__WORK TO BE COMPLETED__: Copy the lines of the listing below word for word, starting with the line that contains "bottleneck-badge: Bottleneck result bbox=[2, 422, 82, 437]" and ending with the line that contains "bottleneck-badge: Bo bbox=[2, 1755, 23, 1769]", both included.

[Collected data]
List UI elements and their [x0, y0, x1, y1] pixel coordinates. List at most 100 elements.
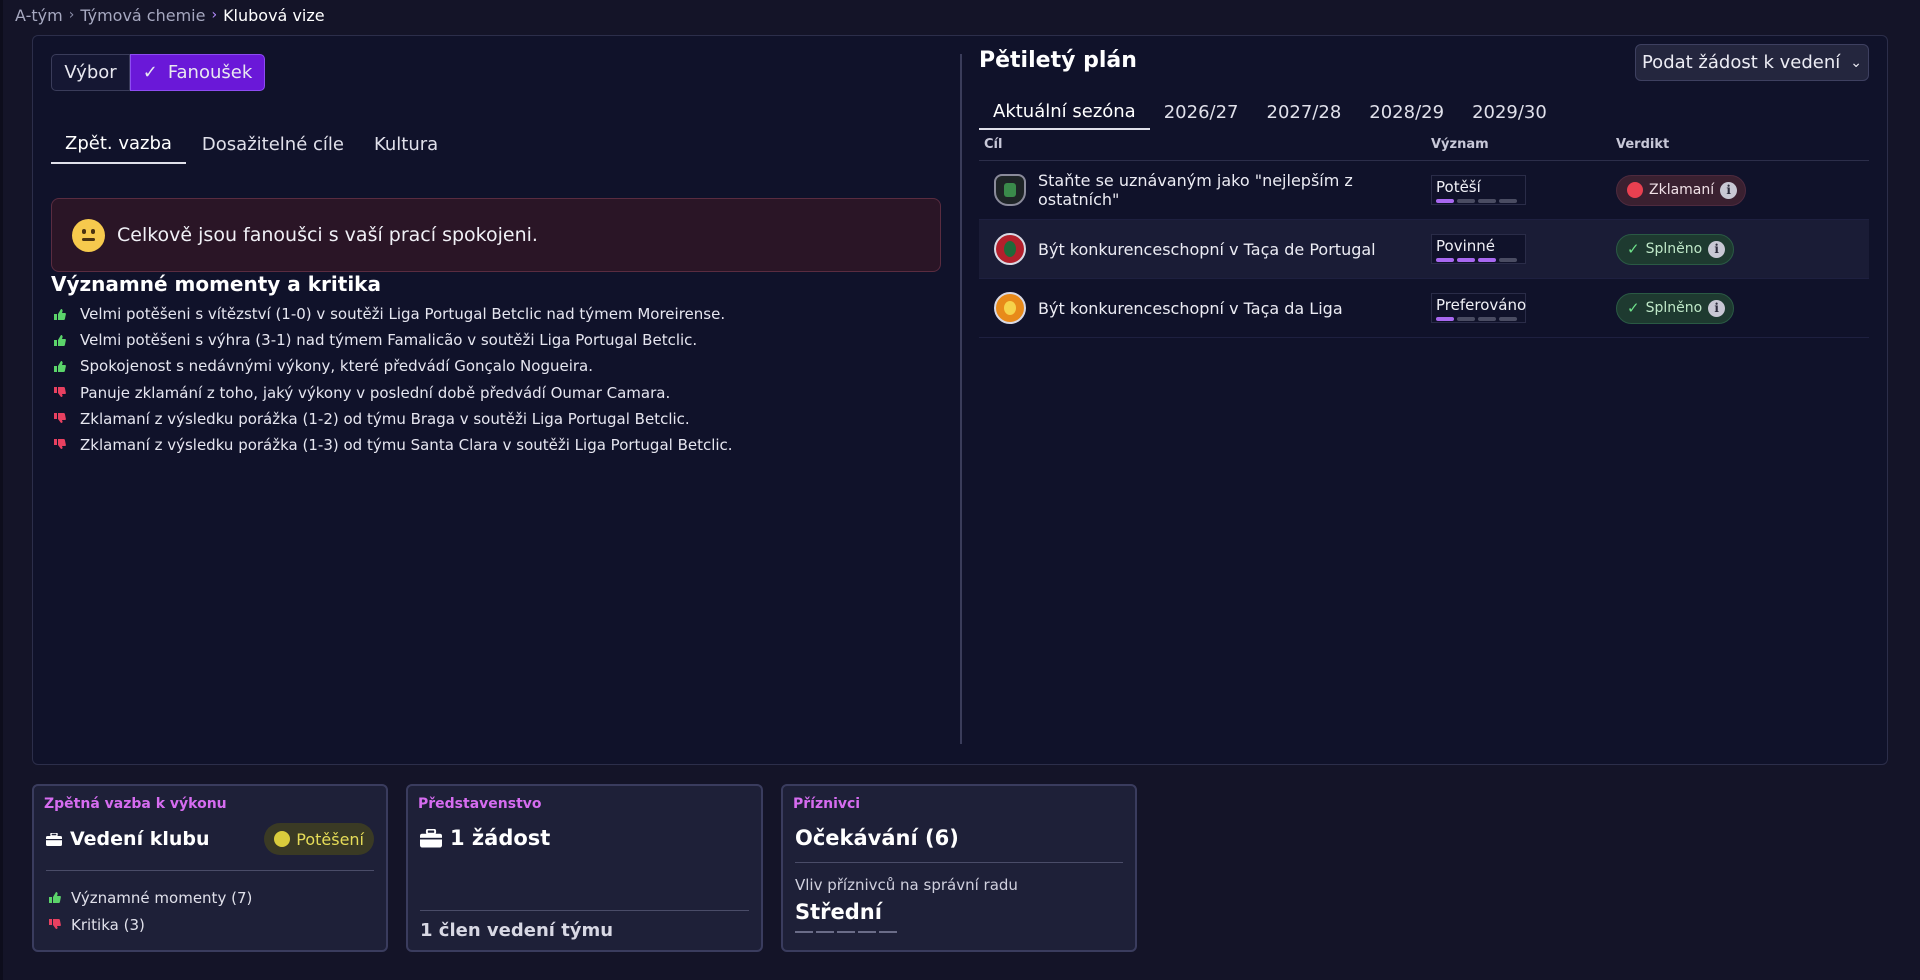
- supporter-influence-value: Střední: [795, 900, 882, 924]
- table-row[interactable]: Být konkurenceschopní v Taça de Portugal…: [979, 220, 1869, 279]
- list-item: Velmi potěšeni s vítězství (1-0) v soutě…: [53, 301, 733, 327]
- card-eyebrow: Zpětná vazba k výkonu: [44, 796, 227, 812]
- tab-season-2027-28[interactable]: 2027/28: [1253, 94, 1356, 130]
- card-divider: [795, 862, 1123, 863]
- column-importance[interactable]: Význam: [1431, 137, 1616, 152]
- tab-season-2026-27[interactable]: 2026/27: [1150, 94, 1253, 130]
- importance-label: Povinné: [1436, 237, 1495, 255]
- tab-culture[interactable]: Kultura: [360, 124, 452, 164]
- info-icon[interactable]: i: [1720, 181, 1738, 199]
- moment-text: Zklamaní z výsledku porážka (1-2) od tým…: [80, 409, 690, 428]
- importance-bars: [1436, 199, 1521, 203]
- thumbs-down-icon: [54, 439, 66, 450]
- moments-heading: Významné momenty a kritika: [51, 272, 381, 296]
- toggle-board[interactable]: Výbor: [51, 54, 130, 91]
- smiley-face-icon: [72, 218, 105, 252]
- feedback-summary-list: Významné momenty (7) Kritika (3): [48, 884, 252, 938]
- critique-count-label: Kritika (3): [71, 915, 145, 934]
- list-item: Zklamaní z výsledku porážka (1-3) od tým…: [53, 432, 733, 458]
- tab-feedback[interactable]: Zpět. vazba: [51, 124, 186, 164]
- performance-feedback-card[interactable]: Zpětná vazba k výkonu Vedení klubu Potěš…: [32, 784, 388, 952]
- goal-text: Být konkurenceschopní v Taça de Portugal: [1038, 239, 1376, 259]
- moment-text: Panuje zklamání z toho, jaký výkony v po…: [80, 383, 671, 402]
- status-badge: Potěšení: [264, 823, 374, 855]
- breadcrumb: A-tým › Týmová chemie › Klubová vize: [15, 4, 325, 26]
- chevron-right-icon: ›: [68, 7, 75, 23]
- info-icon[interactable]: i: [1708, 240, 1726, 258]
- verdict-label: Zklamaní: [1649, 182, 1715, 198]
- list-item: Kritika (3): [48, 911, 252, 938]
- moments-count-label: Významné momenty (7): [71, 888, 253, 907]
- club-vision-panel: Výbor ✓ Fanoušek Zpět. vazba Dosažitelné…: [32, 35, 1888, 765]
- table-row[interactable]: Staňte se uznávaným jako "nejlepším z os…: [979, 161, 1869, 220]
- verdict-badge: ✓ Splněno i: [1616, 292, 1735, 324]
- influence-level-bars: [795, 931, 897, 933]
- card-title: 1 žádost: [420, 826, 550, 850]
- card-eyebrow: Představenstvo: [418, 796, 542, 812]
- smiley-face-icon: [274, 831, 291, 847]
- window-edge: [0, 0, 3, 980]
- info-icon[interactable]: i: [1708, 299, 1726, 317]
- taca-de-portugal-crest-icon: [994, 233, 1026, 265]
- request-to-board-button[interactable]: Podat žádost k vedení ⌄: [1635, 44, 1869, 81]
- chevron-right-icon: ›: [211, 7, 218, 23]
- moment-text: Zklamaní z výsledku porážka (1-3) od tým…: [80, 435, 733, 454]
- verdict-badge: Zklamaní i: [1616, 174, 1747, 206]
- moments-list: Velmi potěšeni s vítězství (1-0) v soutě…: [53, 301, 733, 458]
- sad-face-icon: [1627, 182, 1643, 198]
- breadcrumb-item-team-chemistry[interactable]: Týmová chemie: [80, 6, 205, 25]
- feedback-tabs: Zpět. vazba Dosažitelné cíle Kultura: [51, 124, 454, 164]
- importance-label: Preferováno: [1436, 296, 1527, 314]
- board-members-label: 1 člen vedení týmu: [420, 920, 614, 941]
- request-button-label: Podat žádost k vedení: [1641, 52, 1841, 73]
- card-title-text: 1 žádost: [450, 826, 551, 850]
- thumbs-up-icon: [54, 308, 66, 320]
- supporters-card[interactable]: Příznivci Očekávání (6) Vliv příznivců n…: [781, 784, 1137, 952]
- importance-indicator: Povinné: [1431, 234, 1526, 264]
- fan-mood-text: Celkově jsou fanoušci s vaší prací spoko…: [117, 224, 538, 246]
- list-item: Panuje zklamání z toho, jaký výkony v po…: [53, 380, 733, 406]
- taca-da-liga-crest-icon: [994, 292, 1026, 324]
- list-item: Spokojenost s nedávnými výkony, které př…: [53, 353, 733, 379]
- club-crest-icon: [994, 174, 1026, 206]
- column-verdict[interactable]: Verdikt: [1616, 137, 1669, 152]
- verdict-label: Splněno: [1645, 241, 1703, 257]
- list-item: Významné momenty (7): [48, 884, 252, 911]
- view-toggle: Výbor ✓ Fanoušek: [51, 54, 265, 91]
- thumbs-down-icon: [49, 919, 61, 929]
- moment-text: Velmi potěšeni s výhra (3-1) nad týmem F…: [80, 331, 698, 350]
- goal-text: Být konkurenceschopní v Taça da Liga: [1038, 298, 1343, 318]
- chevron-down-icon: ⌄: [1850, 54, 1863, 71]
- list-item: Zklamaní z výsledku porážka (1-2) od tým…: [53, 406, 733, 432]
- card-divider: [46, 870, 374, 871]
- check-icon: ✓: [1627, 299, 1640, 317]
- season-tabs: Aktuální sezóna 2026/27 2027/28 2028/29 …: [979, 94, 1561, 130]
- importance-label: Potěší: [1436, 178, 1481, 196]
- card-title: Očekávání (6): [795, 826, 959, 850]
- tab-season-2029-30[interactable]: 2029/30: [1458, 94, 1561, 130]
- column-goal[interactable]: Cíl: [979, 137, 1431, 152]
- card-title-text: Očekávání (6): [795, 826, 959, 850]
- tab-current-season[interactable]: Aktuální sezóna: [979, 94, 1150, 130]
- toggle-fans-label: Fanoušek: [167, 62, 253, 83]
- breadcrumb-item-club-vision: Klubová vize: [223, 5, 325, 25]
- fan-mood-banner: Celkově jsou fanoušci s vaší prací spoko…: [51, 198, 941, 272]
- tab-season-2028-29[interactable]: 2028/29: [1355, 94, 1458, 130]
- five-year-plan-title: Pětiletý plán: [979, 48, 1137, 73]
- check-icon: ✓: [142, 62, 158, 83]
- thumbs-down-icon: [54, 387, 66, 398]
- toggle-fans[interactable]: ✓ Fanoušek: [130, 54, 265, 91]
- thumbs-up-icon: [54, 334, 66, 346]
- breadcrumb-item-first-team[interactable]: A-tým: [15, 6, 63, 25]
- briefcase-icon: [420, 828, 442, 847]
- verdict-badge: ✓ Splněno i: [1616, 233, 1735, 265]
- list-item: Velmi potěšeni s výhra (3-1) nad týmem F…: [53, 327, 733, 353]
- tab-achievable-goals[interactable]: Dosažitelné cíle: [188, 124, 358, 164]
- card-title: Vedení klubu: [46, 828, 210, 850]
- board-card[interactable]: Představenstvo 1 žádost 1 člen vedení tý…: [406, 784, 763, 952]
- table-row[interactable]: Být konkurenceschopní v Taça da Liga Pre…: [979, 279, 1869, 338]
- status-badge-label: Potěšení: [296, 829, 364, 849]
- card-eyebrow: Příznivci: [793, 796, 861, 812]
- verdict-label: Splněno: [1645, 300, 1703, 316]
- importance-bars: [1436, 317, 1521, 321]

...

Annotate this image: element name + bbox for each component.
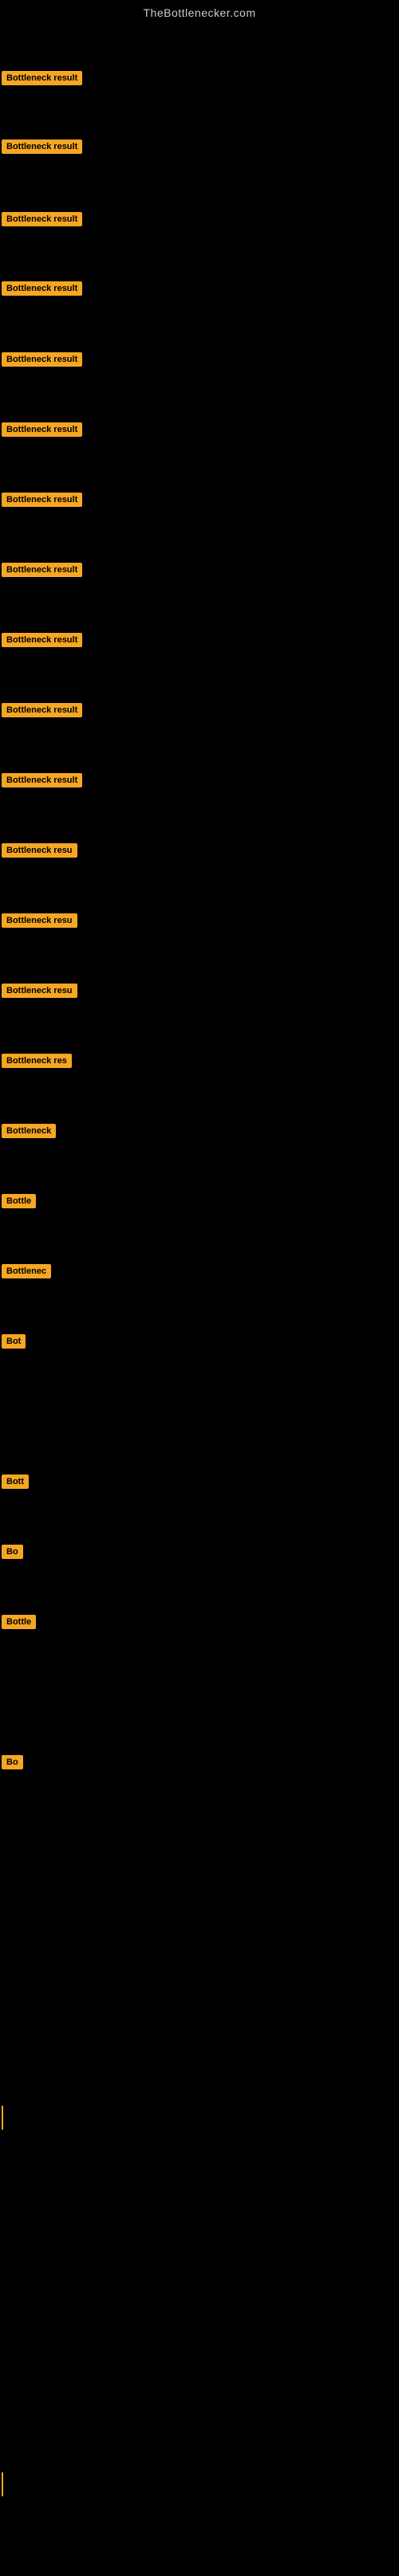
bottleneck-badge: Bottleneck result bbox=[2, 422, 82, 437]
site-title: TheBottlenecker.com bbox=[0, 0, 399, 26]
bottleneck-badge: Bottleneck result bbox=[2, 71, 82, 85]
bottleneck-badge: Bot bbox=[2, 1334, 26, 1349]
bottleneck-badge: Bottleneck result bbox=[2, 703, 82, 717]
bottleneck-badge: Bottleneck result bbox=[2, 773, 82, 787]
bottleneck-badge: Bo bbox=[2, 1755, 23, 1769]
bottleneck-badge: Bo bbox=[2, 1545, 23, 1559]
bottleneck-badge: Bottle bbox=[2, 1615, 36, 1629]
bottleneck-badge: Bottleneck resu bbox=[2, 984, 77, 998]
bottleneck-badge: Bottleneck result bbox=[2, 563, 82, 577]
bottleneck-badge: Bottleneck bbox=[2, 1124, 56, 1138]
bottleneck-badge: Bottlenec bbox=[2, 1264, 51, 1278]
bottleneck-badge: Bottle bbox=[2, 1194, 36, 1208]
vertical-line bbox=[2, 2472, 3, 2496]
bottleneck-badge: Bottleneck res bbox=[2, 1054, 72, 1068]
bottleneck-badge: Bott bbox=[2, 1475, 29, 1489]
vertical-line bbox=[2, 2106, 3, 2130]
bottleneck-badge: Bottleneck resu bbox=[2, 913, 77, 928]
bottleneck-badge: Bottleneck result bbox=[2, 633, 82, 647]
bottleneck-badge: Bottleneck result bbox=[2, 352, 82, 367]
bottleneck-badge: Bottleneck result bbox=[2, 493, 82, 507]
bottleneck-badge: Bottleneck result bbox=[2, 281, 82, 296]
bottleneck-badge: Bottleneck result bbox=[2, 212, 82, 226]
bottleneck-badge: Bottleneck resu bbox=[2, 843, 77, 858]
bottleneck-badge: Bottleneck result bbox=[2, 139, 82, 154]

__REPLY__:
bottleneck-badge: Bottleneck result bbox=[2, 422, 82, 437]
site-title: TheBottlenecker.com bbox=[0, 0, 399, 26]
bottleneck-badge: Bottleneck result bbox=[2, 71, 82, 85]
bottleneck-badge: Bot bbox=[2, 1334, 26, 1349]
bottleneck-badge: Bottleneck result bbox=[2, 703, 82, 717]
bottleneck-badge: Bottleneck result bbox=[2, 773, 82, 787]
bottleneck-badge: Bo bbox=[2, 1755, 23, 1769]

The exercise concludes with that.